Work instructions ::
Some lines of these records may hold the word "name"; state how many, using only the number.

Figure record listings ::

· · ·

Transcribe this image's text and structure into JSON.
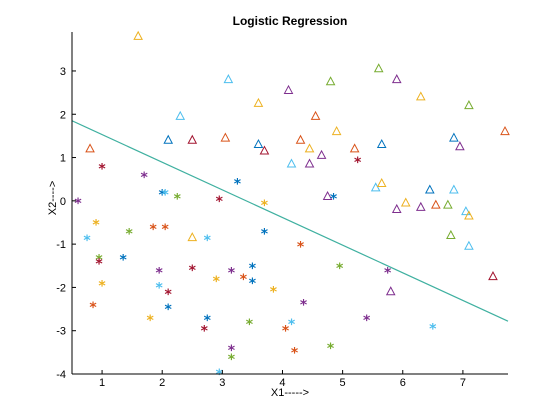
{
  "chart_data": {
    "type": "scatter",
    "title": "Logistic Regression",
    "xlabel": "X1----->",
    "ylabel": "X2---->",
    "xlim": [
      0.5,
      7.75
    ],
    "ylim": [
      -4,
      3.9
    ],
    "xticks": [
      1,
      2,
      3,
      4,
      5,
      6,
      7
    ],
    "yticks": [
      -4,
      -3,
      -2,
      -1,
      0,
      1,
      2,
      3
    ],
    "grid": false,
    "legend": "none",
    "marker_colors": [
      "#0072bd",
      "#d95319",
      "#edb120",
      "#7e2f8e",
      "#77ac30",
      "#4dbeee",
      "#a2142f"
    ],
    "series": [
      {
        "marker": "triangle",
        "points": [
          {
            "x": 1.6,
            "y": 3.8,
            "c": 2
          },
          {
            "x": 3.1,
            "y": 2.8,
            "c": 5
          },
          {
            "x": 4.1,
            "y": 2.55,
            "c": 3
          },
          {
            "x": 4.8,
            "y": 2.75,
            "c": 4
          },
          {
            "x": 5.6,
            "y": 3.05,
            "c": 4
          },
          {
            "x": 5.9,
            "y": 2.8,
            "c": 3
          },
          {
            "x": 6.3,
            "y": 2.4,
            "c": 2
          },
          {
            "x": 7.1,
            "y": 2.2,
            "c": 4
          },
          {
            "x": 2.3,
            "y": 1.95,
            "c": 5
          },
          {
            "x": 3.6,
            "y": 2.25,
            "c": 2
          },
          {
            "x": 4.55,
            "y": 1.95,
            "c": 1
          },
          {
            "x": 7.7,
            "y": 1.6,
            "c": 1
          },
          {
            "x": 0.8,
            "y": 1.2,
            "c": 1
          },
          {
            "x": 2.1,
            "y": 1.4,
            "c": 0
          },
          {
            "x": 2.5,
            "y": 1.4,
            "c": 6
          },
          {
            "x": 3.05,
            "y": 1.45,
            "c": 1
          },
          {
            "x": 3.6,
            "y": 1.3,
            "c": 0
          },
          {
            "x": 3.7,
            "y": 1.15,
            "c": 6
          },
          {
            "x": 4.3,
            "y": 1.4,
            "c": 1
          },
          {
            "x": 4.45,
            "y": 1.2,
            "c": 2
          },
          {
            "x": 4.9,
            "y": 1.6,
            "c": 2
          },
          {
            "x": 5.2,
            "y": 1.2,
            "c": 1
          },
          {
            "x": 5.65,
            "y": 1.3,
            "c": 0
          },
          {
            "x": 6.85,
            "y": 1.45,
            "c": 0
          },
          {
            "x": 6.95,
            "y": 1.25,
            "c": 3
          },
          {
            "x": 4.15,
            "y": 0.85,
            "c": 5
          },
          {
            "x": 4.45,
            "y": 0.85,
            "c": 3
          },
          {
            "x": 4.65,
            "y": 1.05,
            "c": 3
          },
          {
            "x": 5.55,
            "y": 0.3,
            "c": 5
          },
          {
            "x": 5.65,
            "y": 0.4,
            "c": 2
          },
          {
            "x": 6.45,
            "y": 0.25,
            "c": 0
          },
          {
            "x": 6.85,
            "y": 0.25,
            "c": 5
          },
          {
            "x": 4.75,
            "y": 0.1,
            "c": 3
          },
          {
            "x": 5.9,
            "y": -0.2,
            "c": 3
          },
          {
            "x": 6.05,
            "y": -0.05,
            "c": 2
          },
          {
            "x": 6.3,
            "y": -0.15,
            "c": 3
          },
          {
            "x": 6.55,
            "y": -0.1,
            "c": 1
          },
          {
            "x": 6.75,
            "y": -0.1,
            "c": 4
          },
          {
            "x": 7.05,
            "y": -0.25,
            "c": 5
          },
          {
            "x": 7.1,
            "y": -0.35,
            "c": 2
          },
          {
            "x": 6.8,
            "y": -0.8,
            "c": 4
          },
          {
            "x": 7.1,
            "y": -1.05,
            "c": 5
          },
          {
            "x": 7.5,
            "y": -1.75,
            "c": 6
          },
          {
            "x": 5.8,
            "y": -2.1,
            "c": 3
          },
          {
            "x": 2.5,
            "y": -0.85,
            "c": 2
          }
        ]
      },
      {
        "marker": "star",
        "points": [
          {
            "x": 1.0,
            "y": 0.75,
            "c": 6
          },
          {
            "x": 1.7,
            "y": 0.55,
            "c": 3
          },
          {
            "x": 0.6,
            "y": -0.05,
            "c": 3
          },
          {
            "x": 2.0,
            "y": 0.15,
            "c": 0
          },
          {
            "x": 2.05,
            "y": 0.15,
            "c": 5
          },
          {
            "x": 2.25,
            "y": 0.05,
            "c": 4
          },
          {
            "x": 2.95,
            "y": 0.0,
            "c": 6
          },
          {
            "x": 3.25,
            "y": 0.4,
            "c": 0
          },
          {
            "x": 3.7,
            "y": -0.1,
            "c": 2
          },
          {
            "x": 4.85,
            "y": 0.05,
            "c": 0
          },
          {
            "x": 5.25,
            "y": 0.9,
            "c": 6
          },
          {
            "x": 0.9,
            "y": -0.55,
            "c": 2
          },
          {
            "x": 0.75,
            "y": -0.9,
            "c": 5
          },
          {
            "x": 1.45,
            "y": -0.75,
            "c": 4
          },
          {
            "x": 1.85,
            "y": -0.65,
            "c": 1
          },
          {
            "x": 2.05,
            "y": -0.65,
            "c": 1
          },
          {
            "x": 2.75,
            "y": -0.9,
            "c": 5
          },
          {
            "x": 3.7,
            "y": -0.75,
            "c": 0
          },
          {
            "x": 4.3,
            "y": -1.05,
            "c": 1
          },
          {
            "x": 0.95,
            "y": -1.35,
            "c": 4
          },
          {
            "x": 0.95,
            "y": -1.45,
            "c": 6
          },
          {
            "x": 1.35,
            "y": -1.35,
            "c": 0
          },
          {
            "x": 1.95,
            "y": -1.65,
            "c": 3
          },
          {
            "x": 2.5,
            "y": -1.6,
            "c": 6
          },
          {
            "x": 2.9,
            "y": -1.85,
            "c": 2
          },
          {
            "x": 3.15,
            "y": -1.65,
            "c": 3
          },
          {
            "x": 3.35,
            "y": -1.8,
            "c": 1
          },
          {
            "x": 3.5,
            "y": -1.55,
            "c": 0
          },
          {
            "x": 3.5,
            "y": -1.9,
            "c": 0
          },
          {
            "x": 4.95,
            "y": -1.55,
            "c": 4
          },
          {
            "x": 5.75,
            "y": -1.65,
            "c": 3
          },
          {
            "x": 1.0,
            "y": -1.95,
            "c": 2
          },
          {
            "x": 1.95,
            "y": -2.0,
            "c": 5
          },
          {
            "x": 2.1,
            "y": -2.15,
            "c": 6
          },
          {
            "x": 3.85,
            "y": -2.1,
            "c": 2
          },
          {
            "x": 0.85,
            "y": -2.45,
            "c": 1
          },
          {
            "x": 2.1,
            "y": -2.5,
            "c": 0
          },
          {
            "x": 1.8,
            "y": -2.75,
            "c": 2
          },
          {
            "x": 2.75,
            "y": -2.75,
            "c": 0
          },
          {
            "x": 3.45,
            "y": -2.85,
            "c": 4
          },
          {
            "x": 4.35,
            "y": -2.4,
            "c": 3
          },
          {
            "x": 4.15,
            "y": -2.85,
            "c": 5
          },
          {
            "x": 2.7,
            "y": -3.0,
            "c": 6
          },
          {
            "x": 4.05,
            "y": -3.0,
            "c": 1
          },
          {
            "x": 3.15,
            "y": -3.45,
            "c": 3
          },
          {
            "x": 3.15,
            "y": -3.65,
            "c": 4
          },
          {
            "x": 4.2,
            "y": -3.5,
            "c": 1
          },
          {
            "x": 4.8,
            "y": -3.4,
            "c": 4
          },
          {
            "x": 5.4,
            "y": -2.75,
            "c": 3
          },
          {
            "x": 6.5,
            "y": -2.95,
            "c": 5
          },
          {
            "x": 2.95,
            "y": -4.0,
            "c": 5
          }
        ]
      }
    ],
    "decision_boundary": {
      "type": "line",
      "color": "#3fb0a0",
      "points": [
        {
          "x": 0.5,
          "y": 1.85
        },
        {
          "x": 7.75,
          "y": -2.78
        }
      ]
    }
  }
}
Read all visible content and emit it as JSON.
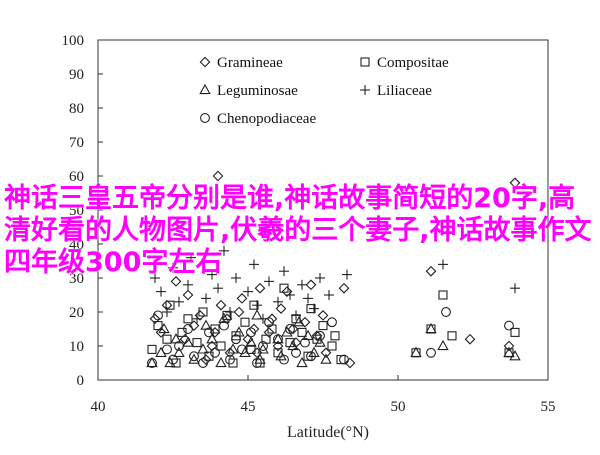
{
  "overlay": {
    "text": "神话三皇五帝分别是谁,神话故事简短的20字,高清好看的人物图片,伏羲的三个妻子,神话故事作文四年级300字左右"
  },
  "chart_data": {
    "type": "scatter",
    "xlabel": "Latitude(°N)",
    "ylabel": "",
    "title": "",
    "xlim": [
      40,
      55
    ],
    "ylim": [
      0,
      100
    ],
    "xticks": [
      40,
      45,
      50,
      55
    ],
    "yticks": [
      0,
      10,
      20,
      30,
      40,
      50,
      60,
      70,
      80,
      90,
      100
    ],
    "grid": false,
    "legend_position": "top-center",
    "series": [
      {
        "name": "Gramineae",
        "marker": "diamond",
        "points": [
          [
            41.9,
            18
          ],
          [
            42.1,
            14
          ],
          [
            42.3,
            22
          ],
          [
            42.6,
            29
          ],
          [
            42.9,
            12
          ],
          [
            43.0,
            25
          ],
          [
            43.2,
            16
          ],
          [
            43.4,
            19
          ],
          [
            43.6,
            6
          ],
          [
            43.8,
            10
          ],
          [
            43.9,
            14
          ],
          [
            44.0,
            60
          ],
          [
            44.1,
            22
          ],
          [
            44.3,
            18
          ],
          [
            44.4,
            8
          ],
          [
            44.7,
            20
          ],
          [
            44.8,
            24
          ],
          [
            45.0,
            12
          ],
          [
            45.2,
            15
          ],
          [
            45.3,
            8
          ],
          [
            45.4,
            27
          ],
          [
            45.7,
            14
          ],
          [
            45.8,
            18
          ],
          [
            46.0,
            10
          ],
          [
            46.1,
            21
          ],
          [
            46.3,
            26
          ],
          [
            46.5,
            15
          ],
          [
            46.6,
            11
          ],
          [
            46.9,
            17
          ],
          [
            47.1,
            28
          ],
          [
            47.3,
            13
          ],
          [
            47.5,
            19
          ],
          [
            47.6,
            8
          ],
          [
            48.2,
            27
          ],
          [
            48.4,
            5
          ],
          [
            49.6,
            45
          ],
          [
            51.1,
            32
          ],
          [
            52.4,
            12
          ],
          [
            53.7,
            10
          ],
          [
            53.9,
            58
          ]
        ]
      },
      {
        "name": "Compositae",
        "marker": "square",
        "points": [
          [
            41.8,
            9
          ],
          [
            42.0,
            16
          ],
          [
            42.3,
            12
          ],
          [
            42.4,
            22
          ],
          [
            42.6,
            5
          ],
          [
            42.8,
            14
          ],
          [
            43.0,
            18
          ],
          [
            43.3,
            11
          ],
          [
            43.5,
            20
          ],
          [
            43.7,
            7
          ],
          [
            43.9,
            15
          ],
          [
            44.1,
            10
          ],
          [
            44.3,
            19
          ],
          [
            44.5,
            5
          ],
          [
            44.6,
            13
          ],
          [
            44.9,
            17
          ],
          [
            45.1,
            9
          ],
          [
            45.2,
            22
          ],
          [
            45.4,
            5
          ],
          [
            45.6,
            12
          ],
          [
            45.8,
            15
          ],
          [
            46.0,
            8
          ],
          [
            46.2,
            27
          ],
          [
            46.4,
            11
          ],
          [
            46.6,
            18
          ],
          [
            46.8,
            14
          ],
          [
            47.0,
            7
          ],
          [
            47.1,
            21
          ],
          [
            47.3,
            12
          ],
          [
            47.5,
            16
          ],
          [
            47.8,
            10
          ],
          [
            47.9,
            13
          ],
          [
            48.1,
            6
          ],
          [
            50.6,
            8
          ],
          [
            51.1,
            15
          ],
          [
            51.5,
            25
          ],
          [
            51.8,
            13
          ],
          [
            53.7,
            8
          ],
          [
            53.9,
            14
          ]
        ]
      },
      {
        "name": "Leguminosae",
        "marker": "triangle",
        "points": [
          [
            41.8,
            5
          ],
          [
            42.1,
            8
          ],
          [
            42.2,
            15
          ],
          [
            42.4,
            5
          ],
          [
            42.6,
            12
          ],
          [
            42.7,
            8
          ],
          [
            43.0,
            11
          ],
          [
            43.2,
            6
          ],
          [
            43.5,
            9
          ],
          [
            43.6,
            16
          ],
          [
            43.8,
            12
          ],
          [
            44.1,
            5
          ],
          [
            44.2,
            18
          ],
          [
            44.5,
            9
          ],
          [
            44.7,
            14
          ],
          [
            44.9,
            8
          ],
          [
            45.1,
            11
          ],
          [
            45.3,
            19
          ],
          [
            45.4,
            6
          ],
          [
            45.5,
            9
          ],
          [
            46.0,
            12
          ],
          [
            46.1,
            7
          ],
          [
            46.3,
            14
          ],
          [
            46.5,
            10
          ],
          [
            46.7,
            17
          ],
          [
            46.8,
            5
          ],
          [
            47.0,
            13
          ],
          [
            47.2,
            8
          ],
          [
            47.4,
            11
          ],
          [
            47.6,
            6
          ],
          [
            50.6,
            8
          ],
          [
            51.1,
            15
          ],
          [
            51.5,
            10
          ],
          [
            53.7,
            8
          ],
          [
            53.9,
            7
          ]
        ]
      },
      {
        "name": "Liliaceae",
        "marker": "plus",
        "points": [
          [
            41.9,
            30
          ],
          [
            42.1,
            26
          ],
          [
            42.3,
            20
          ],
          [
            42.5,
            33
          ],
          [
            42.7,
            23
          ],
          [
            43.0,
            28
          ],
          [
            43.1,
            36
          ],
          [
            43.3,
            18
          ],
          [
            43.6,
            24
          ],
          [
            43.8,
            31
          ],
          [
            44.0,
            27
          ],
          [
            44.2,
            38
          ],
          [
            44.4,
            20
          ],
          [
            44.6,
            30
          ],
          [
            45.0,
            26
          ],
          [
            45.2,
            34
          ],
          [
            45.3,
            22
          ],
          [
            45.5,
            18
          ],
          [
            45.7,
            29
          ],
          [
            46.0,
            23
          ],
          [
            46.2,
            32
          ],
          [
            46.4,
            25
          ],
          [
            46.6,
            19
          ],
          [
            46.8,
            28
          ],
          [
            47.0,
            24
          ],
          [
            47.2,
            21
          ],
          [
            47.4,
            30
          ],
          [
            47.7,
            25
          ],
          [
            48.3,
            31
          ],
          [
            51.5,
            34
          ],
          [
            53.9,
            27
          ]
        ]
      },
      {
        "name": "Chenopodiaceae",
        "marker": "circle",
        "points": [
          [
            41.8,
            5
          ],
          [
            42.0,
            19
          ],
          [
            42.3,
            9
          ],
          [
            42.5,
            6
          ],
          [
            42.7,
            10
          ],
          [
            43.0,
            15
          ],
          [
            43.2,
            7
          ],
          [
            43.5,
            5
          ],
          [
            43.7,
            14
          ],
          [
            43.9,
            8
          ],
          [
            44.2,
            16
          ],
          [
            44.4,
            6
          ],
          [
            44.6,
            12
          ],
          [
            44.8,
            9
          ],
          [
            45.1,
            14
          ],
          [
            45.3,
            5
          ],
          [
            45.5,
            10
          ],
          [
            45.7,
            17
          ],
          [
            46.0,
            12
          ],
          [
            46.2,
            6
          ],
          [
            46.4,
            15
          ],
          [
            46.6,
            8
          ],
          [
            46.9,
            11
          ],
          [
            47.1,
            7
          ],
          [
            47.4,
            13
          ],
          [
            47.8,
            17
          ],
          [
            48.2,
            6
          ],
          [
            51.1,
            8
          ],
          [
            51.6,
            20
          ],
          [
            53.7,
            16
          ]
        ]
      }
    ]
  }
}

· · ·

Completed task ::
5